====== Records for the task

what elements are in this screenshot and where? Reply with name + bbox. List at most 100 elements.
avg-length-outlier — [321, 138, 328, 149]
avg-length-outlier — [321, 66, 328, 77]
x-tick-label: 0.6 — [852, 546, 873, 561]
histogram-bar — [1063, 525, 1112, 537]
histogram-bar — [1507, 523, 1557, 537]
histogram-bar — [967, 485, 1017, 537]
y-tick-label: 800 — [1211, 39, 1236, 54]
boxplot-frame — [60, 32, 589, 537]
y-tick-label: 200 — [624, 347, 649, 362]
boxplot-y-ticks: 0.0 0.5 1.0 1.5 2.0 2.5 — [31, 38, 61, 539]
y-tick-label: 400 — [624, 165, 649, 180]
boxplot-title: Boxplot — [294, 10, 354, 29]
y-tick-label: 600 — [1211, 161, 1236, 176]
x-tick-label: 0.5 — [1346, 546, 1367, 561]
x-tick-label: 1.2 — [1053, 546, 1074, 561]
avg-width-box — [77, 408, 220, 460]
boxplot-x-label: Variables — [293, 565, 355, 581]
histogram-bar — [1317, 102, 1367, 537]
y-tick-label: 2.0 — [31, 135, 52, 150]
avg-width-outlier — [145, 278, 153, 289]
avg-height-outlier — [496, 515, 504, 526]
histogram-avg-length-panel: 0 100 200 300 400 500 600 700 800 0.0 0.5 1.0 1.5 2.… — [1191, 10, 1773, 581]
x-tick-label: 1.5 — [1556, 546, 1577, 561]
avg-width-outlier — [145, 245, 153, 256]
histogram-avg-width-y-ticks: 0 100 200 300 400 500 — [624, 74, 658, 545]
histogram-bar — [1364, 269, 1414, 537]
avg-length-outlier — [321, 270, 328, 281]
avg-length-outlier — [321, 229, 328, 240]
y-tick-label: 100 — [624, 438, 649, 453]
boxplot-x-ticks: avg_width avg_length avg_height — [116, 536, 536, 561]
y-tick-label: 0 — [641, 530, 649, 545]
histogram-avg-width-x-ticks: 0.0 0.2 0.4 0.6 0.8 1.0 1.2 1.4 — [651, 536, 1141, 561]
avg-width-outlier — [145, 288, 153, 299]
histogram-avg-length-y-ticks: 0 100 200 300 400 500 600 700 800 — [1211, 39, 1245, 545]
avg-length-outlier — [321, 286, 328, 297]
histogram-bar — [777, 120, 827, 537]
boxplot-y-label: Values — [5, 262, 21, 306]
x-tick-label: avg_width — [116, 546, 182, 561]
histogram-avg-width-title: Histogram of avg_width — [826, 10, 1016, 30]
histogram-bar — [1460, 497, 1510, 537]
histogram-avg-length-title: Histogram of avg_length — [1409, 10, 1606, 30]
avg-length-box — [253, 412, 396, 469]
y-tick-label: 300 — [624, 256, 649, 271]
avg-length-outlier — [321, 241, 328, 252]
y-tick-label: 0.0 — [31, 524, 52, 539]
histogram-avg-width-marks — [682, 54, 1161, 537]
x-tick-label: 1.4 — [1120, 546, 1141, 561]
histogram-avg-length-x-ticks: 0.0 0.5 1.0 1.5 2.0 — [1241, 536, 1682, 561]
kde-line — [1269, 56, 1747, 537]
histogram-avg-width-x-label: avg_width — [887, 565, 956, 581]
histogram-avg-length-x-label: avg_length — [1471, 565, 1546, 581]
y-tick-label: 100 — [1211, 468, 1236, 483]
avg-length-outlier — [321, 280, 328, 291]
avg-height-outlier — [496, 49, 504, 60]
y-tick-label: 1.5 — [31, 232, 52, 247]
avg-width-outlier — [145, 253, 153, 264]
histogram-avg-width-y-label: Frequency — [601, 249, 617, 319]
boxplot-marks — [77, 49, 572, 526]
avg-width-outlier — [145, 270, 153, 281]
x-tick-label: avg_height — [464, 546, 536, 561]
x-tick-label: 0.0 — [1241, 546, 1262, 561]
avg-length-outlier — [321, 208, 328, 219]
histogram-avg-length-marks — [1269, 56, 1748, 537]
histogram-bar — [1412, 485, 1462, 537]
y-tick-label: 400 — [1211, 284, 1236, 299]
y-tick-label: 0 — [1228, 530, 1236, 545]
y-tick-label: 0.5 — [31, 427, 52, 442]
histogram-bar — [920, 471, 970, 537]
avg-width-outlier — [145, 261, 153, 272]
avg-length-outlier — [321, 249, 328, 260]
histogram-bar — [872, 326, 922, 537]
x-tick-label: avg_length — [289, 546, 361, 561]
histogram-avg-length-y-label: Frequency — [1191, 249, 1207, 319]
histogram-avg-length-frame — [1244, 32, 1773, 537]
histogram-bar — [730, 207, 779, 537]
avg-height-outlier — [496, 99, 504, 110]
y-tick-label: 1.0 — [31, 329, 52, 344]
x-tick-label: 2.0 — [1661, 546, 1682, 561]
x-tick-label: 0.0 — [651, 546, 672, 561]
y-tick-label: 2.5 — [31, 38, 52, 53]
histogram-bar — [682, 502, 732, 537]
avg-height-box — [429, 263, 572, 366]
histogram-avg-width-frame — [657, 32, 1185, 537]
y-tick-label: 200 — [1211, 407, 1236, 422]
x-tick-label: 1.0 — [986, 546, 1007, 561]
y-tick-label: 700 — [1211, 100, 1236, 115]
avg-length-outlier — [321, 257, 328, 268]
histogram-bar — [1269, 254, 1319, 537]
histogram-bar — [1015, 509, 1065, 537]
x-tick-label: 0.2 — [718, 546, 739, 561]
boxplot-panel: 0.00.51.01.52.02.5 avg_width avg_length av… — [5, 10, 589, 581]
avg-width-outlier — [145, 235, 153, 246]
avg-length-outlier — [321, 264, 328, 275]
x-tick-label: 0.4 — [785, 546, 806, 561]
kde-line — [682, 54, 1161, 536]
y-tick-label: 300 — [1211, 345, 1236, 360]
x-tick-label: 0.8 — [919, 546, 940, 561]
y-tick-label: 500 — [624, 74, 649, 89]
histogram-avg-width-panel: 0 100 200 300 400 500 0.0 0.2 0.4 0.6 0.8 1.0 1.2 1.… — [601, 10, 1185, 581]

============

[Problem statement]
Please give the items above again, swapping every "histogram-bar" for "hist-bar" and keeping everything else the same.

[Reply to the exercise]
what elements are in this screenshot and where? Reply with name + bbox. List at most 100 elements.
avg-length-outlier — [321, 138, 328, 149]
avg-length-outlier — [321, 66, 328, 77]
x-tick-label: 0.6 — [852, 546, 873, 561]
hist-bar — [1063, 525, 1112, 537]
hist-bar — [1507, 523, 1557, 537]
hist-bar — [967, 485, 1017, 537]
y-tick-label: 800 — [1211, 39, 1236, 54]
boxplot-frame — [60, 32, 589, 537]
y-tick-label: 200 — [624, 347, 649, 362]
boxplot-y-ticks: 0.0 0.5 1.0 1.5 2.0 2.5 — [31, 38, 61, 539]
y-tick-label: 400 — [624, 165, 649, 180]
boxplot-title: Boxplot — [294, 10, 354, 29]
y-tick-label: 600 — [1211, 161, 1236, 176]
x-tick-label: 0.5 — [1346, 546, 1367, 561]
x-tick-label: 1.2 — [1053, 546, 1074, 561]
avg-width-box — [77, 408, 220, 460]
boxplot-x-label: Variables — [293, 565, 355, 581]
hist-bar — [1317, 102, 1367, 537]
y-tick-label: 2.0 — [31, 135, 52, 150]
avg-width-outlier — [145, 278, 153, 289]
avg-height-outlier — [496, 515, 504, 526]
histogram-avg-length-panel: 0 100 200 300 400 500 600 700 800 0.0 0.5 1.0 1.5 2.… — [1191, 10, 1773, 581]
x-tick-label: 1.5 — [1556, 546, 1577, 561]
avg-width-outlier — [145, 245, 153, 256]
histogram-avg-width-y-ticks: 0 100 200 300 400 500 — [624, 74, 658, 545]
hist-bar — [1364, 269, 1414, 537]
avg-length-outlier — [321, 270, 328, 281]
avg-length-outlier — [321, 229, 328, 240]
y-tick-label: 100 — [624, 438, 649, 453]
boxplot-x-ticks: avg_width avg_length avg_height — [116, 536, 536, 561]
y-tick-label: 0 — [641, 530, 649, 545]
histogram-avg-width-x-ticks: 0.0 0.2 0.4 0.6 0.8 1.0 1.2 1.4 — [651, 536, 1141, 561]
avg-width-outlier — [145, 288, 153, 299]
histogram-avg-length-y-ticks: 0 100 200 300 400 500 600 700 800 — [1211, 39, 1245, 545]
avg-length-outlier — [321, 286, 328, 297]
hist-bar — [777, 120, 827, 537]
boxplot-y-label: Values — [5, 262, 21, 306]
x-tick-label: avg_width — [116, 546, 182, 561]
histogram-avg-width-title: Histogram of avg_width — [826, 10, 1016, 30]
hist-bar — [1460, 497, 1510, 537]
histogram-avg-length-title: Histogram of avg_length — [1409, 10, 1606, 30]
avg-length-box — [253, 412, 396, 469]
y-tick-label: 300 — [624, 256, 649, 271]
avg-length-outlier — [321, 241, 328, 252]
y-tick-label: 0.0 — [31, 524, 52, 539]
histogram-avg-width-marks — [682, 54, 1161, 537]
x-tick-label: 1.4 — [1120, 546, 1141, 561]
histogram-avg-length-x-ticks: 0.0 0.5 1.0 1.5 2.0 — [1241, 536, 1682, 561]
kde-line — [1269, 56, 1747, 537]
histogram-avg-width-x-label: avg_width — [887, 565, 956, 581]
histogram-avg-length-x-label: avg_length — [1471, 565, 1546, 581]
y-tick-label: 100 — [1211, 468, 1236, 483]
avg-length-outlier — [321, 280, 328, 291]
avg-height-outlier — [496, 49, 504, 60]
y-tick-label: 1.5 — [31, 232, 52, 247]
avg-width-outlier — [145, 253, 153, 264]
histogram-avg-width-y-label: Frequency — [601, 249, 617, 319]
boxplot-marks — [77, 49, 572, 526]
avg-width-outlier — [145, 270, 153, 281]
x-tick-label: avg_height — [464, 546, 536, 561]
x-tick-label: 0.0 — [1241, 546, 1262, 561]
avg-length-outlier — [321, 208, 328, 219]
histogram-avg-length-marks — [1269, 56, 1748, 537]
hist-bar — [1412, 485, 1462, 537]
y-tick-label: 400 — [1211, 284, 1236, 299]
y-tick-label: 0 — [1228, 530, 1236, 545]
y-tick-label: 0.5 — [31, 427, 52, 442]
hist-bar — [920, 471, 970, 537]
avg-width-outlier — [145, 261, 153, 272]
avg-length-outlier — [321, 249, 328, 260]
hist-bar — [872, 326, 922, 537]
x-tick-label: avg_length — [289, 546, 361, 561]
histogram-avg-length-y-label: Frequency — [1191, 249, 1207, 319]
histogram-avg-length-frame — [1244, 32, 1773, 537]
hist-bar — [730, 207, 779, 537]
avg-height-outlier — [496, 99, 504, 110]
y-tick-label: 1.0 — [31, 329, 52, 344]
x-tick-label: 2.0 — [1661, 546, 1682, 561]
x-tick-label: 0.0 — [651, 546, 672, 561]
y-tick-label: 2.5 — [31, 38, 52, 53]
hist-bar — [682, 502, 732, 537]
avg-height-box — [429, 263, 572, 366]
histogram-avg-width-frame — [657, 32, 1185, 537]
y-tick-label: 200 — [1211, 407, 1236, 422]
x-tick-label: 1.0 — [986, 546, 1007, 561]
y-tick-label: 700 — [1211, 100, 1236, 115]
avg-length-outlier — [321, 257, 328, 268]
hist-bar — [1269, 254, 1319, 537]
hist-bar — [1015, 509, 1065, 537]
x-tick-label: 0.2 — [718, 546, 739, 561]
boxplot-panel: 0.00.51.01.52.02.5 avg_width avg_length av… — [5, 10, 589, 581]
avg-width-outlier — [145, 235, 153, 246]
avg-length-outlier — [321, 264, 328, 275]
x-tick-label: 0.4 — [785, 546, 806, 561]
kde-line — [682, 54, 1161, 536]
y-tick-label: 300 — [1211, 345, 1236, 360]
x-tick-label: 0.8 — [919, 546, 940, 561]
y-tick-label: 500 — [624, 74, 649, 89]
histogram-avg-width-panel: 0 100 200 300 400 500 0.0 0.2 0.4 0.6 0.8 1.0 1.2 1.… — [601, 10, 1185, 581]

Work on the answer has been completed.